== EXERCISE ==
In the data below, locate the line containing "Output a JSON" and the line containing "Parse this chart: output", then retype both and everything between them exactly. Pictures are not part of the copy.

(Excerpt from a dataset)
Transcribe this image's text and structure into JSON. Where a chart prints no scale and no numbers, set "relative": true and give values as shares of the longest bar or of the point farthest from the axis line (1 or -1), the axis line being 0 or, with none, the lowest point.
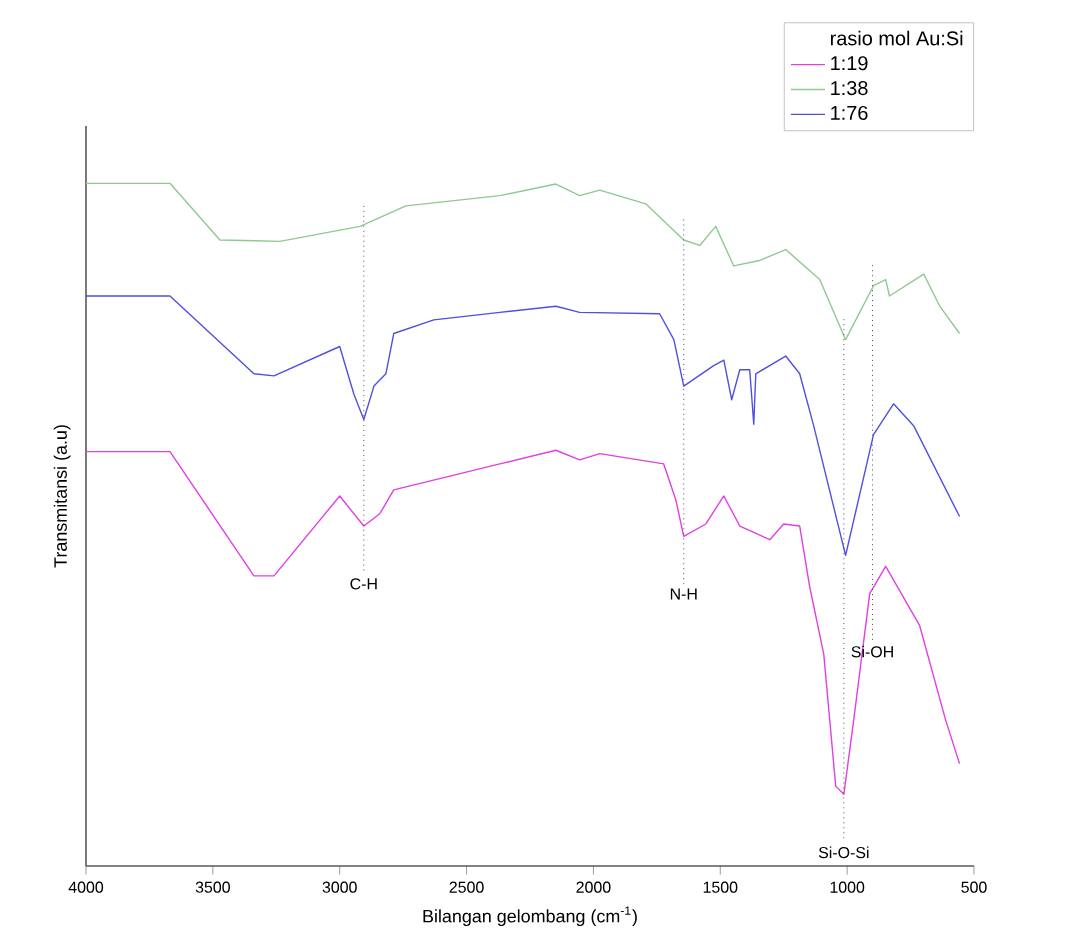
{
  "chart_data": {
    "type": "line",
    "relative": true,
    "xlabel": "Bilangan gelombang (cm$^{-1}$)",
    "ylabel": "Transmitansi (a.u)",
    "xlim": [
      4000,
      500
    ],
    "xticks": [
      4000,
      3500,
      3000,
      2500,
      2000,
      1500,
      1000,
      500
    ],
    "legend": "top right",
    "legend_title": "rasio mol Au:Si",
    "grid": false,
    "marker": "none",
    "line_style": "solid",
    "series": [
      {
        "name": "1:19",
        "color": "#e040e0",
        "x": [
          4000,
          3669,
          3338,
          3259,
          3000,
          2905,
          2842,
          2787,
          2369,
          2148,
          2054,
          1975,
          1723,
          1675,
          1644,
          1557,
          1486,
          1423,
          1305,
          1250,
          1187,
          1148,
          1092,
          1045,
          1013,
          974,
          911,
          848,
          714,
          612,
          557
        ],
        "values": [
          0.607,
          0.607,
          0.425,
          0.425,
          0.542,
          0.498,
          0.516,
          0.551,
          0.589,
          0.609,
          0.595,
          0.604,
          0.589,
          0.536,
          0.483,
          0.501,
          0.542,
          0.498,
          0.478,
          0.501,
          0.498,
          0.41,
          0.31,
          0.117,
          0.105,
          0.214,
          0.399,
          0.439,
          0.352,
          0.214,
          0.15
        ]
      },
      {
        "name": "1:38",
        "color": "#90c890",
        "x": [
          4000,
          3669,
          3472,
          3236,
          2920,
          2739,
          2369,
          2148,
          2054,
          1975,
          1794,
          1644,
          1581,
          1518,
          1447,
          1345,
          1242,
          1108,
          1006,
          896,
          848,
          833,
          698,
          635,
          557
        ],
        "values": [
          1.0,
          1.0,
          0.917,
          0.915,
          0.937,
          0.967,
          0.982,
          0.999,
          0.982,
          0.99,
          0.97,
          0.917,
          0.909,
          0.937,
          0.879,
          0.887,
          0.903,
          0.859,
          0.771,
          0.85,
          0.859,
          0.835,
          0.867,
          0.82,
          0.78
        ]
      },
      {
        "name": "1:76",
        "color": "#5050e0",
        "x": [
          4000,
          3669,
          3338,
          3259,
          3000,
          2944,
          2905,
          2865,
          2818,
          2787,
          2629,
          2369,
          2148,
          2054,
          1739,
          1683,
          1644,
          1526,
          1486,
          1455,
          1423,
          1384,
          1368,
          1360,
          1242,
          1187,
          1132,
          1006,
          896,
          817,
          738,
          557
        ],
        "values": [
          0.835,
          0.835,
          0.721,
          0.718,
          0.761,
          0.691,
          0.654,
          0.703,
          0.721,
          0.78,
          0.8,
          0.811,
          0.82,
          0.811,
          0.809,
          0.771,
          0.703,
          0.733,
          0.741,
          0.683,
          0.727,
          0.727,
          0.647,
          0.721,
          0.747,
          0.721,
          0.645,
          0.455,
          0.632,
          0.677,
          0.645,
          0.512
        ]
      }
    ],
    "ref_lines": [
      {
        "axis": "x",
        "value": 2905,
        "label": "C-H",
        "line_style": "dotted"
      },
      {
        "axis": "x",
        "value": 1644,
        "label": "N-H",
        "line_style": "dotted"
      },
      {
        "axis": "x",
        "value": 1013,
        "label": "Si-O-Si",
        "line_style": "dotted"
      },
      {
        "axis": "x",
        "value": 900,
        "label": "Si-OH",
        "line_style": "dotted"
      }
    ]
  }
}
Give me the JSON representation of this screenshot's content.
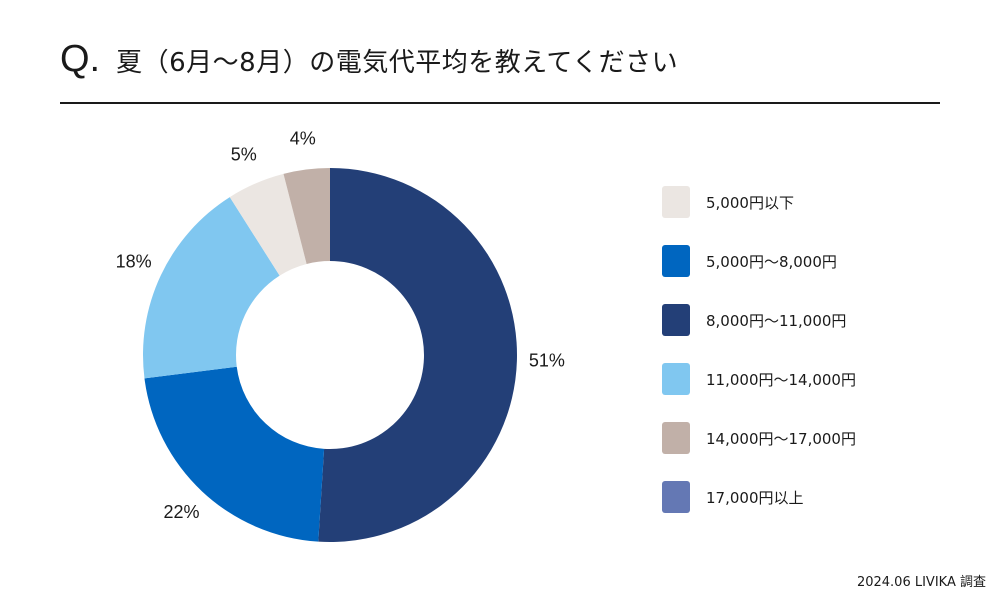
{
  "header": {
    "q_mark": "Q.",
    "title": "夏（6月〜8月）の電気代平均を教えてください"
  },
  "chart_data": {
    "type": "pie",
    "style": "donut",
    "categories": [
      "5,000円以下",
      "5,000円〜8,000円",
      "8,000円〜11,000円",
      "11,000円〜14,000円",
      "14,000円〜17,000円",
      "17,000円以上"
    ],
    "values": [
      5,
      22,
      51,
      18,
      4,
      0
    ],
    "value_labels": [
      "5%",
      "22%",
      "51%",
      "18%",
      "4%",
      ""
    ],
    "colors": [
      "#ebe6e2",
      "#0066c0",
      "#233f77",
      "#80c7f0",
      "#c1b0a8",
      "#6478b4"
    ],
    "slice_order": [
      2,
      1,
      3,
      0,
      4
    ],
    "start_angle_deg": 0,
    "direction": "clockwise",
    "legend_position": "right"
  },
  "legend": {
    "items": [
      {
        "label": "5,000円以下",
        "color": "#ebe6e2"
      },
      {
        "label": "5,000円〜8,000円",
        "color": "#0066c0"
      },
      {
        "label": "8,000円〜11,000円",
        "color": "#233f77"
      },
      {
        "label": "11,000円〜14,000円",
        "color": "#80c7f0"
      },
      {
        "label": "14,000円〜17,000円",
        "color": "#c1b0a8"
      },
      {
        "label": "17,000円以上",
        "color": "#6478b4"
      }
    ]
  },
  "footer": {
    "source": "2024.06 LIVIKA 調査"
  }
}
* * *
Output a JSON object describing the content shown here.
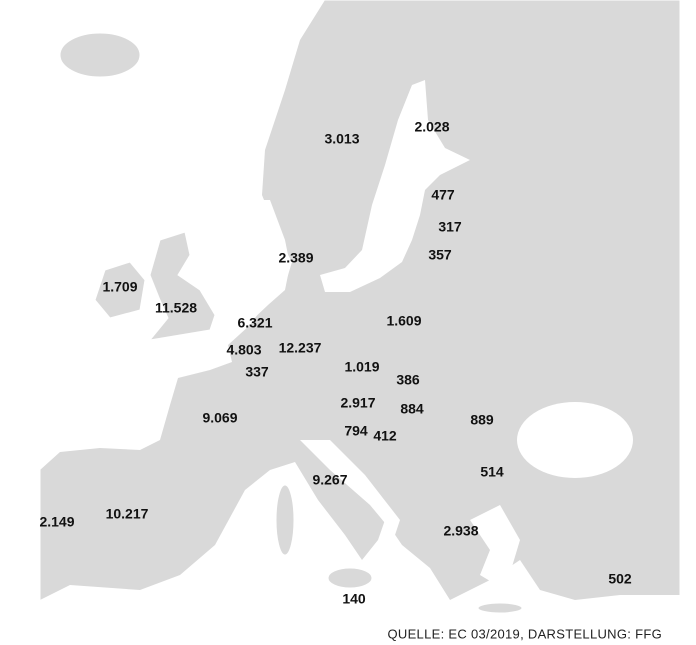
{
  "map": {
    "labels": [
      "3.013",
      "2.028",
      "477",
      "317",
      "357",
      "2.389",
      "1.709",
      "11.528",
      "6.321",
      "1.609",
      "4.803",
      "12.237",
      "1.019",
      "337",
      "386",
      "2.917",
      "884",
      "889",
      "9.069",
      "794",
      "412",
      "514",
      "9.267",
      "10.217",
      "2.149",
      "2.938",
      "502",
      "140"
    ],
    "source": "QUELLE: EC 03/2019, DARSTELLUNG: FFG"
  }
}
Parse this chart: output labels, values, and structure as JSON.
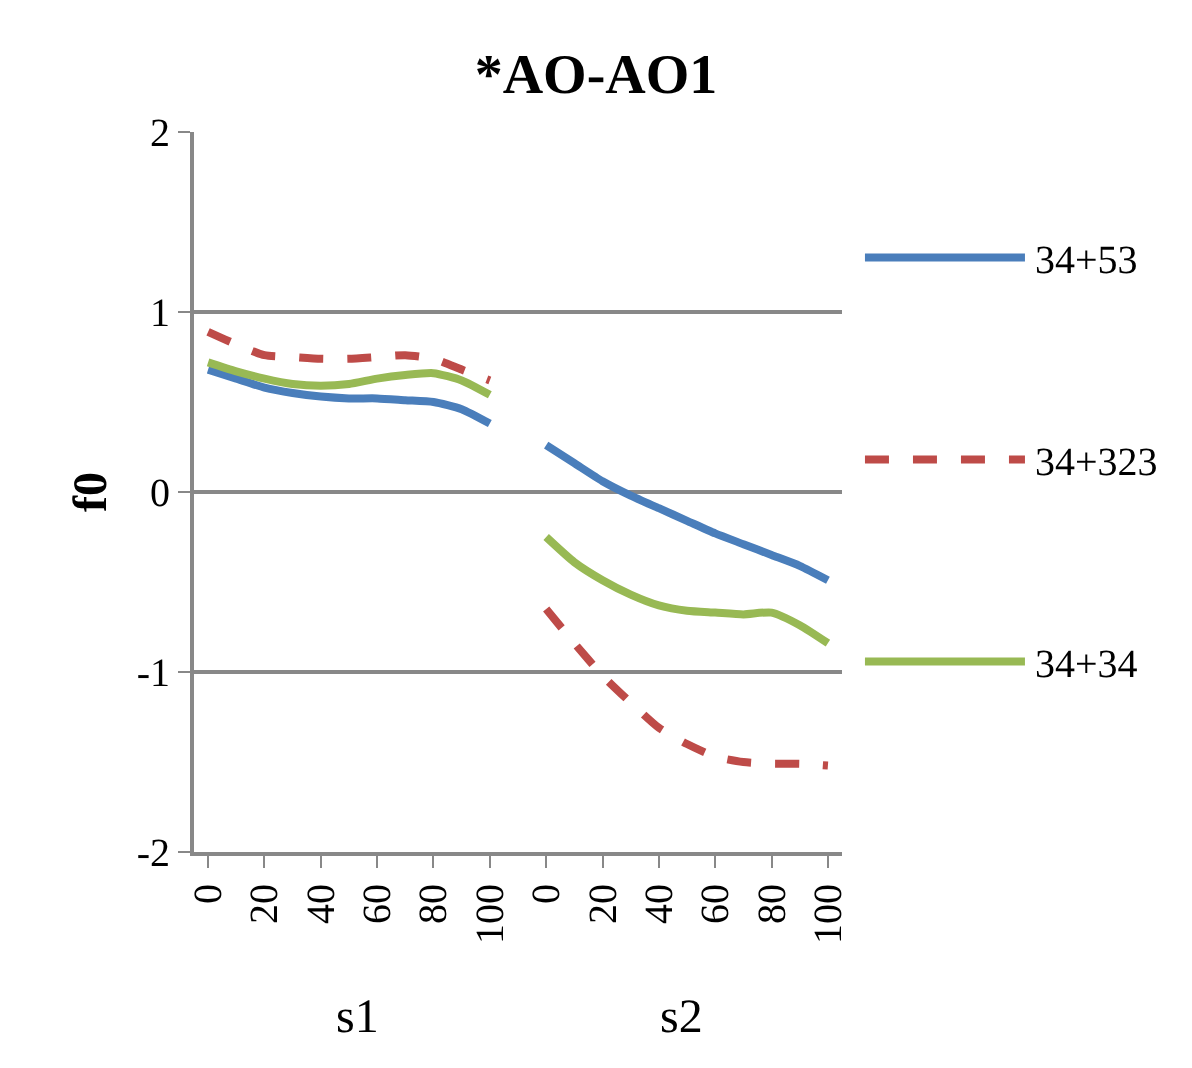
---
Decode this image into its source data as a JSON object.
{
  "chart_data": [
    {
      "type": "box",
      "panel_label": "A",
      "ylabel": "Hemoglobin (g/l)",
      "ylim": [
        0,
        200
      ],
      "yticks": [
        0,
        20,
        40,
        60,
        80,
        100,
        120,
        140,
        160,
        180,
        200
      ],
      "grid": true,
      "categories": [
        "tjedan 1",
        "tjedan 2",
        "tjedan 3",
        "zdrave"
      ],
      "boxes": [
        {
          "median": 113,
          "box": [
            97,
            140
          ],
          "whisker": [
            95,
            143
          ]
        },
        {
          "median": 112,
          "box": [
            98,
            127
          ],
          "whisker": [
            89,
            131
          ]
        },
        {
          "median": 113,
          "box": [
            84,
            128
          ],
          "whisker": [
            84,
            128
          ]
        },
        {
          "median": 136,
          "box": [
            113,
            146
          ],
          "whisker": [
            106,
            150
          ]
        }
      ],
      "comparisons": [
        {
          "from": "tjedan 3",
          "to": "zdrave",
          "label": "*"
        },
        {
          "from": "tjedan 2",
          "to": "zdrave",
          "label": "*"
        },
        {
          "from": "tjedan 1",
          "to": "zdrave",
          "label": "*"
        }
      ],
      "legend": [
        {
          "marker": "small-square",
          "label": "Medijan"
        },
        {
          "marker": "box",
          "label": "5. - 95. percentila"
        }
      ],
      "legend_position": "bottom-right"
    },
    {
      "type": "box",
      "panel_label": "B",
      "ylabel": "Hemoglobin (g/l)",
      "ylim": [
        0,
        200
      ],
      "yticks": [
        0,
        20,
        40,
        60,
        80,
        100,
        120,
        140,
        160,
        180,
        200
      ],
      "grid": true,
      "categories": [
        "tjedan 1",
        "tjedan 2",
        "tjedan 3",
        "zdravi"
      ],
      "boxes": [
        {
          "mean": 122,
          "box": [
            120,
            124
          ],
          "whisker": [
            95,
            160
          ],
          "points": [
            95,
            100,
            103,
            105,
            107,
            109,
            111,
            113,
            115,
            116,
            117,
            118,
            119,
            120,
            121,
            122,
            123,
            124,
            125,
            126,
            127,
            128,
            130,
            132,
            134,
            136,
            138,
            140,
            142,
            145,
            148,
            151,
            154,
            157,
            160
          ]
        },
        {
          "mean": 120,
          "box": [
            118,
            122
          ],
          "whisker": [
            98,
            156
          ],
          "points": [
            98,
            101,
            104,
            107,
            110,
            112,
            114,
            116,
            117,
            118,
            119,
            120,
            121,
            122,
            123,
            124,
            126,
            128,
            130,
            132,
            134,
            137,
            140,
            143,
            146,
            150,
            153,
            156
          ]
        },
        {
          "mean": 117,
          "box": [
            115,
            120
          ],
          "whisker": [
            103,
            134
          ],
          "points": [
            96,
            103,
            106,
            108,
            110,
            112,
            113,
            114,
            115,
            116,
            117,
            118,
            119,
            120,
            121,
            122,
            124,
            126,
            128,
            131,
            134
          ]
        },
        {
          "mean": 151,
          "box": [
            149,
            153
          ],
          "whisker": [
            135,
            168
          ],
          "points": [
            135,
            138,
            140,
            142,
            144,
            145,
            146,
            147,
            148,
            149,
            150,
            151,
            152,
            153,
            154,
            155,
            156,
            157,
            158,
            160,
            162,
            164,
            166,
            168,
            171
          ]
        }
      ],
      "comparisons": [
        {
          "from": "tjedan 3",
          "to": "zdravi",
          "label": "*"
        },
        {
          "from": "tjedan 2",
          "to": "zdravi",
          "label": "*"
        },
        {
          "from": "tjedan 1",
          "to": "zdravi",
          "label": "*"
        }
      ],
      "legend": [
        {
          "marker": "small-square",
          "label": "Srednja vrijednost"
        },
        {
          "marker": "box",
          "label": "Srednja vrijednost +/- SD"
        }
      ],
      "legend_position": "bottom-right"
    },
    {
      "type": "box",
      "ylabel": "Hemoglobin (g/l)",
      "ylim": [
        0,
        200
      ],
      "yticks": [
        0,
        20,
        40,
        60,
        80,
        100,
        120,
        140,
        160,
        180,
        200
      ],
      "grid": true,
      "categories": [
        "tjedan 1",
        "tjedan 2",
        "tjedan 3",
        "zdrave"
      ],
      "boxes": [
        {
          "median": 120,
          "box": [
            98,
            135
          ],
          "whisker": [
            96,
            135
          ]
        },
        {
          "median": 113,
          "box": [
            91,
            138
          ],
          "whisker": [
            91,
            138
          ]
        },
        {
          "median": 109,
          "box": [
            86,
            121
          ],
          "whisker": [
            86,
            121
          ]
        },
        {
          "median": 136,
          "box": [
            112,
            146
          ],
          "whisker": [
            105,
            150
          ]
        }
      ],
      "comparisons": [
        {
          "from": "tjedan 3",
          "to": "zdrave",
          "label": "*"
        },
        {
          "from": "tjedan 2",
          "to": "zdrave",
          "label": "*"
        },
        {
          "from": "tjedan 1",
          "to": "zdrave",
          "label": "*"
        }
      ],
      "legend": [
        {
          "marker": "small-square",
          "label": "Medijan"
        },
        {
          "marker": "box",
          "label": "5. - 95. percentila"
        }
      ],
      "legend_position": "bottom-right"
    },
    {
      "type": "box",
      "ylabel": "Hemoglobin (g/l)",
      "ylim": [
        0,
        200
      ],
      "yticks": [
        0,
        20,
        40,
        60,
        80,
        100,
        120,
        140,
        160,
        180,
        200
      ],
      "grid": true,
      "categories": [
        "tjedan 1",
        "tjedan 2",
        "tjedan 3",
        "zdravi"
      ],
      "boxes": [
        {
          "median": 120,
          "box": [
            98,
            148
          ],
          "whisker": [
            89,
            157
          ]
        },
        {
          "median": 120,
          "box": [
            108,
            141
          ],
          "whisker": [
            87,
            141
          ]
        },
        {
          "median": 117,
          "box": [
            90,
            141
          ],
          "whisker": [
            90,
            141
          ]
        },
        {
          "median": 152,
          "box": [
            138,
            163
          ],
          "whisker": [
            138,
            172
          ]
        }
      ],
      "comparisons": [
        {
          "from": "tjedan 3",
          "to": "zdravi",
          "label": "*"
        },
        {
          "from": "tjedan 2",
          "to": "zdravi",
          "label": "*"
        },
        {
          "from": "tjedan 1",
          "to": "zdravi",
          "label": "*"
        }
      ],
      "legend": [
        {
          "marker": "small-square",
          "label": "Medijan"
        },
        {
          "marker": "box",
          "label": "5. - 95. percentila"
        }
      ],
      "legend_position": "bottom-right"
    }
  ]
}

== ANSWER TO THE PROBLEM ==
Output a JSON object describing the content shown here.
{
  "map": {
    "labels": [
      "3.013",
      "2.028",
      "477",
      "317",
      "357",
      "2.389",
      "1.709",
      "11.528",
      "6.321",
      "1.609",
      "4.803",
      "12.237",
      "1.019",
      "337",
      "386",
      "2.917",
      "884",
      "889",
      "9.069",
      "794",
      "412",
      "514",
      "9.267",
      "10.217",
      "2.149",
      "2.938",
      "502",
      "140"
    ],
    "source": "QUELLE: EC 03/2019, DARSTELLUNG: FFG"
  }
}
Parse this chart: output labels, values, and structure as JSON.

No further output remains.